**TEXT EXCERPT**.

---*---

This lucky German continues:

“A European at the age of 25, with little money but a lot of ambition and ideas, could not expect to move outside his own country–move to say the center of France, or the center of Italy, Belgium or any other country–and have much prospect of succeeding. He would remain an outsider.”

In the wake of the riots in France, there’s been a lot written about the Islamist influences, the lack of assimilation into French life, the stagnant economy – all of which show the worst sides of both religious and economic life as its now exists in Europe. The litany of European woes is just too long to list.

There is no doubt that America, as a nation of immigrants, assimilites foreigners much easier than European countries do; I never expect to pass for an Italian, no matter how long I live here. The problems France and other European nations are facing should teach us just how exceptional America really is, and how thankful we should be for our blessings, despite our own gathering problems of national identity and multiculturalism. (On these, see Charles Kesler’s recent Heritage Foundation lecture.)

In another post next week, I’ll try to show you how just how absurdly difficult it is to reform European ways…but I don’t want to ruin my weekend.

---*---

**WHAT YOU ARE ASKED TO DO**. Copy everything from "This lucky German" down to "long to list." in the commentary on Europe and America, substituting "stranger" for "outsider".

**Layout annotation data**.

---*---

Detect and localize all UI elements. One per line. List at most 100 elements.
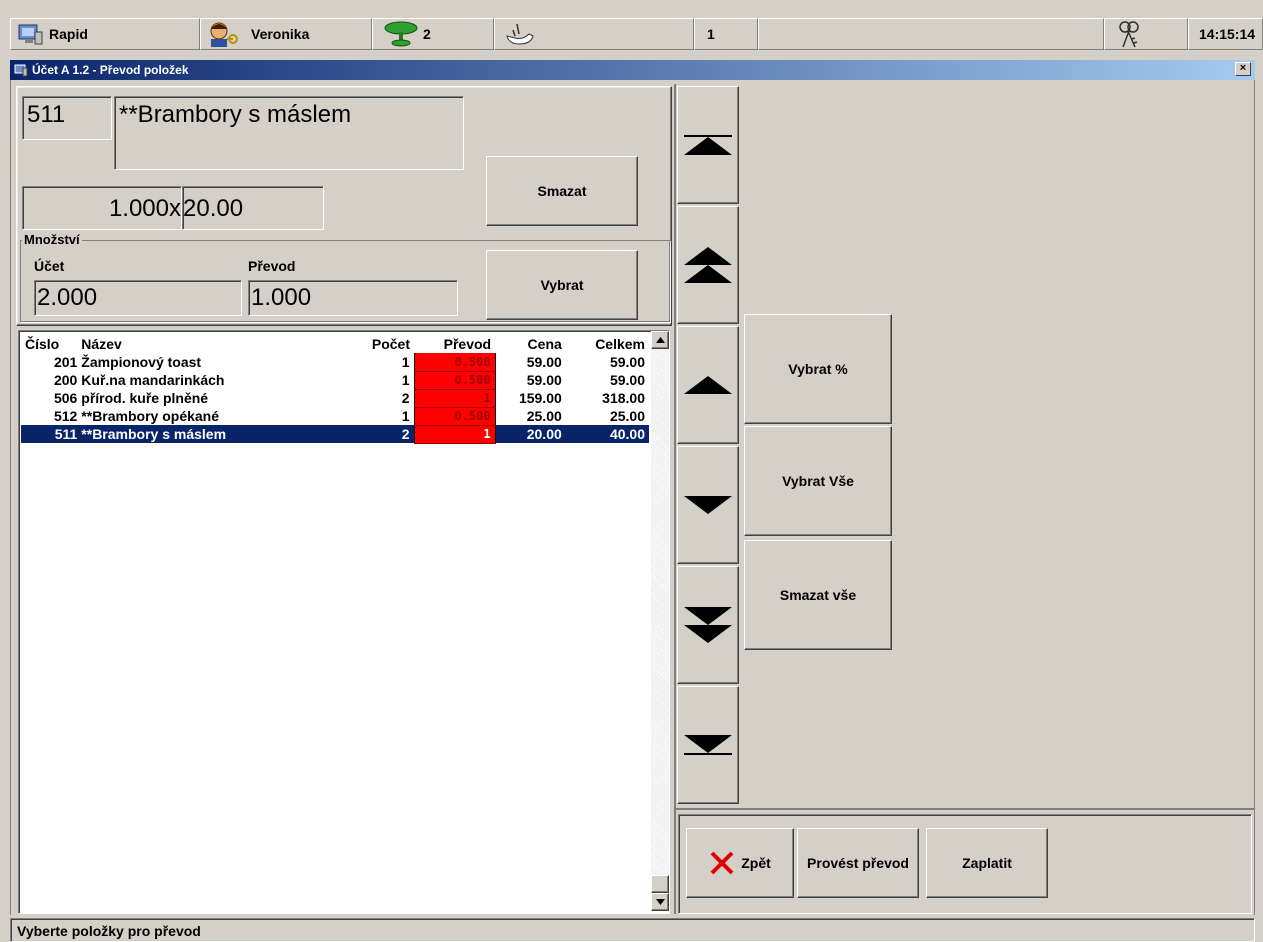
col-cena[interactable]: Cena: [495, 335, 566, 353]
close-x-icon: [710, 851, 734, 875]
cell-celkem: 25.00: [609, 408, 645, 424]
item-price: 20.00: [183, 195, 244, 222]
col-cislo[interactable]: Číslo: [21, 335, 81, 353]
first-icon: [684, 135, 732, 155]
nav-page-up-button[interactable]: [677, 206, 739, 324]
vybrat-vse-button[interactable]: Vybrat Vše: [744, 426, 892, 536]
col-prevod[interactable]: Převod: [414, 335, 495, 353]
cell-celkem: 59.00: [609, 354, 645, 370]
scroll-up-button[interactable]: [651, 331, 669, 349]
window-icon: [14, 64, 28, 77]
provest-prevod-label: Provést převod: [807, 855, 909, 871]
cell-cislo: 511: [21, 425, 82, 443]
smazat-vse-label: Smazat vše: [779, 587, 857, 603]
last-icon: [684, 735, 732, 755]
taskbar-clock: 14:15:14: [1188, 18, 1263, 50]
tables-count: 2: [423, 26, 431, 42]
table-scrollbar[interactable]: [651, 331, 669, 911]
vybrat-vse-label: Vybrat Vše: [782, 473, 854, 489]
taskbar-user[interactable]: Veronika: [200, 18, 372, 50]
item-qty-field: 1.000x: [22, 186, 182, 230]
prevod-field[interactable]: 1.000: [248, 280, 458, 316]
bottom-divider: [676, 808, 1254, 810]
status-message: Vyberte položky pro převod: [17, 923, 201, 939]
table-icon: [384, 21, 418, 47]
ucet-field[interactable]: 2.000: [34, 280, 242, 316]
zaplatit-label: Zaplatit: [962, 855, 1012, 871]
prevod-value: 1.000: [251, 284, 312, 311]
zaplatit-button[interactable]: Zaplatit: [926, 828, 1048, 898]
cell-cena: 159.00: [518, 390, 562, 406]
table-header-row: Číslo Název Počet Převod Cena Celkem: [21, 335, 649, 353]
cell-cena: 25.00: [526, 408, 562, 424]
close-button[interactable]: ×: [1235, 62, 1251, 76]
table-row[interactable]: 511 **Brambory s máslem 2 1 20.00 40.00: [21, 425, 649, 444]
taskbar-page: 1: [694, 18, 758, 50]
taskbar-app[interactable]: Rapid: [10, 18, 200, 50]
table-row[interactable]: 201 Žampionový toast 1 0.500 59.00 59.00: [21, 353, 649, 372]
item-qty: 1.000x: [108, 195, 181, 222]
nav-last-button[interactable]: [677, 686, 739, 804]
cell-pocet: 1: [401, 372, 410, 388]
vybrat-procent-button[interactable]: Vybrat %: [744, 314, 892, 424]
taskbar-app-label: Rapid: [49, 26, 88, 42]
keys-icon: [1119, 21, 1139, 48]
taskbar-tables[interactable]: 2: [372, 18, 494, 50]
window-titlebar: Účet A 1.2 - Převod položek ×: [10, 60, 1255, 80]
user-key-icon: [210, 22, 238, 47]
cell-pocet: 2: [401, 390, 410, 406]
status-bar: Vyberte položky pro převod: [10, 918, 1255, 942]
taskbar-user-label: Veronika: [251, 26, 310, 42]
vybrat-button[interactable]: Vybrat: [486, 250, 638, 320]
cell-nazev: přírod. kuře plněné: [81, 390, 209, 406]
table-row[interactable]: 512 **Brambory opékané 1 0.500 25.00 25.00: [21, 407, 649, 426]
vybrat-label: Vybrat: [540, 277, 584, 293]
taskbar-empty: [758, 18, 1104, 50]
col-pocet[interactable]: Počet: [341, 335, 414, 353]
table-row[interactable]: 200 Kuř.na mandarinkách 1 0.500 59.00 59.00: [21, 371, 649, 390]
cell-prevod[interactable]: 1: [413, 425, 496, 444]
zpet-button[interactable]: Zpět: [686, 828, 794, 898]
cell-prevod[interactable]: 0.500: [413, 371, 496, 390]
cell-cislo: 200: [53, 372, 78, 388]
clock: 14:15:14: [1199, 26, 1256, 42]
cell-nazev: **Brambory s máslem: [81, 425, 342, 443]
cell-cislo: 201: [53, 354, 78, 370]
cell-pocet: 2: [341, 425, 414, 443]
scroll-down-button[interactable]: [651, 893, 669, 911]
nav-down-button[interactable]: [677, 446, 739, 564]
app-root: Rapid Veronika 2 1 14:15:14 Účet A 1.2 -…: [0, 0, 1263, 942]
cell-prevod[interactable]: 0.500: [413, 407, 496, 426]
item-name: **Brambory s máslem: [119, 101, 352, 128]
mnozstvi-label: Množství: [22, 232, 82, 247]
close-icon: ×: [1239, 62, 1247, 74]
nav-first-button[interactable]: [677, 86, 739, 204]
item-code: 511: [27, 101, 66, 128]
taskbar-printer[interactable]: [494, 18, 694, 50]
smazat-label: Smazat: [537, 183, 587, 199]
nav-up-button[interactable]: [677, 326, 739, 444]
nav-page-down-button[interactable]: [677, 566, 739, 684]
cell-prevod[interactable]: 1: [413, 389, 496, 408]
computer-icon: [18, 24, 43, 45]
taskbar-keys[interactable]: [1104, 18, 1188, 50]
cell-prevod[interactable]: 0.500: [413, 353, 496, 372]
double-up-icon: [684, 247, 732, 283]
cell-cislo: 506: [53, 390, 78, 406]
cell-celkem: 59.00: [609, 372, 645, 388]
smazat-vse-button[interactable]: Smazat vše: [744, 540, 892, 650]
table-row[interactable]: 506 přírod. kuře plněné 2 1 159.00 318.00: [21, 389, 649, 408]
table-body: 201 Žampionový toast 1 0.500 59.00 59.00 200 Ku…: [21, 353, 649, 444]
provest-prevod-button[interactable]: Provést převod: [797, 828, 919, 898]
cell-celkem: 40.00: [565, 425, 649, 443]
up-icon: [684, 376, 732, 394]
col-nazev[interactable]: Název: [81, 335, 341, 353]
item-price-field: 20.00: [182, 186, 324, 230]
cell-cislo: 512: [53, 408, 78, 424]
scroll-thumb[interactable]: [651, 875, 669, 893]
col-celkem[interactable]: Celkem: [566, 335, 649, 353]
smazat-button[interactable]: Smazat: [486, 156, 638, 226]
page-number: 1: [707, 26, 715, 42]
ucet-label: Účet: [34, 258, 65, 274]
cell-pocet: 1: [401, 408, 410, 424]
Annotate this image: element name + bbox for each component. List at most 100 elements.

---*---

**WRITTEN SOLUTION**.
This lucky German continues:

“A European at the age of 25, with little money but a lot of ambition and ideas, could not expect to move outside his own country–move to say the center of France, or the center of Italy, Belgium or any other country–and have much prospect of succeeding. He would remain an stranger.”

In the wake of the riots in France, there’s been a lot written about the Islamist influences, the lack of assimilation into French life, the stagnant economy – all of which show the worst sides of both religious and economic life as its now exists in Europe. The litany of European woes is just too long to list.